**What you will do:**
Reproduce the items below with each "text-line" changed to "line-of-text", keeping everything else the same.

----------------

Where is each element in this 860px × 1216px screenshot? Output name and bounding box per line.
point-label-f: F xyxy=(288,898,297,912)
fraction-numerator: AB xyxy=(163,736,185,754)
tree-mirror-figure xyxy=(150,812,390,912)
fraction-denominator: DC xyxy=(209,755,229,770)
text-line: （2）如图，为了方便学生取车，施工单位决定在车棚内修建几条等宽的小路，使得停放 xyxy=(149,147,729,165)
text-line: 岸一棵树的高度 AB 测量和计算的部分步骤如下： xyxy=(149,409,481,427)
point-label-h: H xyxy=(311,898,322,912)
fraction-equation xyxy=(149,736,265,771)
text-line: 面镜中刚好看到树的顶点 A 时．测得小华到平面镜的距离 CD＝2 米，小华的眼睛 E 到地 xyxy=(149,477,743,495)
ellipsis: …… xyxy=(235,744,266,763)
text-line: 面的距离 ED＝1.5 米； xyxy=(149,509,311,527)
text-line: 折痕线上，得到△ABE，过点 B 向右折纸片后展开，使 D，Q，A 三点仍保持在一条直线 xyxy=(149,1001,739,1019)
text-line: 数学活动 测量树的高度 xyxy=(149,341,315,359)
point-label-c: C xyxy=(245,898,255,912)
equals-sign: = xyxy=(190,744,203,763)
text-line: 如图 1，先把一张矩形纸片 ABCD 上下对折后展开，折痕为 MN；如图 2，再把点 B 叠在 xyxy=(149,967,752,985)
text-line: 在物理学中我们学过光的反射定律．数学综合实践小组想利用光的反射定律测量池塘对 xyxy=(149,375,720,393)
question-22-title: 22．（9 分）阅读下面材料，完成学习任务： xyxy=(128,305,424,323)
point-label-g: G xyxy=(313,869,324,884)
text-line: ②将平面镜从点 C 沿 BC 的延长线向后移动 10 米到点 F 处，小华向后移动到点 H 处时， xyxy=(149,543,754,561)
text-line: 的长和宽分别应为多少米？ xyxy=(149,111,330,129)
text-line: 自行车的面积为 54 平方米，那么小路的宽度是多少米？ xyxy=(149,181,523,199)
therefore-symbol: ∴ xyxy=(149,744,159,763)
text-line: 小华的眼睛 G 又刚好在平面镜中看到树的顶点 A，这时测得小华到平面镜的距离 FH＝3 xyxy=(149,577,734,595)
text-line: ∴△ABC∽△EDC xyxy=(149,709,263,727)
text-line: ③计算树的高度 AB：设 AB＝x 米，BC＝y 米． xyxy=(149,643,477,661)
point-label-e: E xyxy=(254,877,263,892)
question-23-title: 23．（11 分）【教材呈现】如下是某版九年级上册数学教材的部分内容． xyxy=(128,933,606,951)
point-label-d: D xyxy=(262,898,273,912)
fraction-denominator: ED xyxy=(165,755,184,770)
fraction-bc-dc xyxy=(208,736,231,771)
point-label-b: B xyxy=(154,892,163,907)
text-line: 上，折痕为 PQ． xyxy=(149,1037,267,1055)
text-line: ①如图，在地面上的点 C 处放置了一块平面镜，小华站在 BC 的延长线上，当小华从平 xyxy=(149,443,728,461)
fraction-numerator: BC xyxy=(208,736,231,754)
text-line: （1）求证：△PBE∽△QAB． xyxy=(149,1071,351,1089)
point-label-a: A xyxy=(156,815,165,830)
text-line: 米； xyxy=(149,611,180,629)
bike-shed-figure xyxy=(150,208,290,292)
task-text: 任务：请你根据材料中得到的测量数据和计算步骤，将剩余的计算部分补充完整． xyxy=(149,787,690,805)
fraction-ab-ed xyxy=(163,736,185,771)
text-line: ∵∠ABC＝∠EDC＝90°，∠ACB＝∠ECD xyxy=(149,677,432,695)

----------------

**Exercise result:**
Where is each element in this 860px × 1216px screenshot? Output name and bounding box per line.
point-label-f: F xyxy=(288,898,297,912)
fraction-numerator: AB xyxy=(163,736,185,754)
tree-mirror-figure xyxy=(150,812,390,912)
fraction-denominator: DC xyxy=(209,755,229,770)
line-of-text: （2）如图，为了方便学生取车，施工单位决定在车棚内修建几条等宽的小路，使得停放 xyxy=(149,147,729,165)
line-of-text: 岸一棵树的高度 AB 测量和计算的部分步骤如下： xyxy=(149,409,481,427)
point-label-h: H xyxy=(311,898,322,912)
fraction-equation xyxy=(149,736,265,771)
line-of-text: 面镜中刚好看到树的顶点 A 时．测得小华到平面镜的距离 CD＝2 米，小华的眼睛 E 到地 xyxy=(149,477,743,495)
ellipsis: …… xyxy=(235,744,266,763)
line-of-text: 面的距离 ED＝1.5 米； xyxy=(149,509,311,527)
line-of-text: 折痕线上，得到△ABE，过点 B 向右折纸片后展开，使 D，Q，A 三点仍保持在一条直线 xyxy=(149,1001,739,1019)
line-of-text: 数学活动 测量树的高度 xyxy=(149,341,315,359)
point-label-c: C xyxy=(245,898,255,912)
equals-sign: = xyxy=(190,744,203,763)
line-of-text: 如图 1，先把一张矩形纸片 ABCD 上下对折后展开，折痕为 MN；如图 2，再把点 B 叠在 xyxy=(149,967,752,985)
line-of-text: 在物理学中我们学过光的反射定律．数学综合实践小组想利用光的反射定律测量池塘对 xyxy=(149,375,720,393)
question-22-title: 22．（9 分）阅读下面材料，完成学习任务： xyxy=(128,305,424,323)
point-label-g: G xyxy=(313,869,324,884)
line-of-text: ②将平面镜从点 C 沿 BC 的延长线向后移动 10 米到点 F 处，小华向后移动到点 H 处时， xyxy=(149,543,754,561)
line-of-text: 的长和宽分别应为多少米？ xyxy=(149,111,330,129)
line-of-text: 自行车的面积为 54 平方米，那么小路的宽度是多少米？ xyxy=(149,181,523,199)
therefore-symbol: ∴ xyxy=(149,744,159,763)
line-of-text: 小华的眼睛 G 又刚好在平面镜中看到树的顶点 A，这时测得小华到平面镜的距离 FH＝3 xyxy=(149,577,734,595)
line-of-text: ∴△ABC∽△EDC xyxy=(149,709,263,727)
line-of-text: ③计算树的高度 AB：设 AB＝x 米，BC＝y 米． xyxy=(149,643,477,661)
point-label-e: E xyxy=(254,877,263,892)
question-23-title: 23．（11 分）【教材呈现】如下是某版九年级上册数学教材的部分内容． xyxy=(128,933,606,951)
point-label-d: D xyxy=(262,898,273,912)
fraction-denominator: ED xyxy=(165,755,184,770)
fraction-bc-dc xyxy=(208,736,231,771)
point-label-b: B xyxy=(154,892,163,907)
line-of-text: 上，折痕为 PQ． xyxy=(149,1037,267,1055)
line-of-text: ①如图，在地面上的点 C 处放置了一块平面镜，小华站在 BC 的延长线上，当小华从平 xyxy=(149,443,728,461)
fraction-numerator: BC xyxy=(208,736,231,754)
line-of-text: （1）求证：△PBE∽△QAB． xyxy=(149,1071,351,1089)
point-label-a: A xyxy=(156,815,165,830)
line-of-text: 米； xyxy=(149,611,180,629)
bike-shed-figure xyxy=(150,208,290,292)
task-text: 任务：请你根据材料中得到的测量数据和计算步骤，将剩余的计算部分补充完整． xyxy=(149,787,690,805)
fraction-ab-ed xyxy=(163,736,185,771)
line-of-text: ∵∠ABC＝∠EDC＝90°，∠ACB＝∠ECD xyxy=(149,677,432,695)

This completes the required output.